The problem> Every record should be written out exactly, please.

Exercise materials>
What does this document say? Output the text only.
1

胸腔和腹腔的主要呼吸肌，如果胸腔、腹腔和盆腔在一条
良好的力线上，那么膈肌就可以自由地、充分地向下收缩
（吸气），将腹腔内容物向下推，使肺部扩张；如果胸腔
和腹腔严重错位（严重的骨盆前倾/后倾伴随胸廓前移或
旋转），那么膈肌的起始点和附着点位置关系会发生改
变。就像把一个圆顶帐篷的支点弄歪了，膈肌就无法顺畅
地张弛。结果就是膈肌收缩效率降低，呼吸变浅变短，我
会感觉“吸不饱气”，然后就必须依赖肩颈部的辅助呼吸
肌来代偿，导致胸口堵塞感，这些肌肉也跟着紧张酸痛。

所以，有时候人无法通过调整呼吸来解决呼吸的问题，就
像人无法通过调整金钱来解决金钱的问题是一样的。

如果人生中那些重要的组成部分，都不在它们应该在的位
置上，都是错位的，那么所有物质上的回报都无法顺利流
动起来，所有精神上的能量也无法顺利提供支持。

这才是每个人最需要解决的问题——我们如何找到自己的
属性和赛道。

Task response>
What does this document say? Output the text only.
1

胸腔和腹腔的主要呼吸肌，如果胸腔、腹腔和盆腔在一条
良好的力线上，那么膈肌就可以自由地、充分地向下收缩
（吸气），将腹腔内容物向下推，使肺部扩张；如果胸腔
和腹腔严重错位（严重的骨盆前倾/后倾伴随胸廓前移或
旋转），那么膈肌的起始点和附着点位置关系会发生改
变。就像把一个圆顶帐篷的支点弄歪了，膈肌就无法顺畅
地张弛。结果就是膈肌收缩效率降低，呼吸变浅变短，我
会感觉“吸不饱气”，然后就必须依赖肩颈部的辅助呼吸
肌来代偿，导致胸口堵塞感，这些肌肉也跟着紧张酸痛。

所以，有时候人无法通过调整呼吸来解决呼吸的问题，就
像人无法通过调整金钱来解决金钱的问题是一样的。

如果人生中那些重要的组成部分，都不在它们应该在的位
置上，都是错位的，那么所有物质上的回报都无法顺利流
动起来，所有精神上的能量也无法顺利提供支持。

这才是每个人最需要解决的问题——我们如何找到自己的
属性和赛道。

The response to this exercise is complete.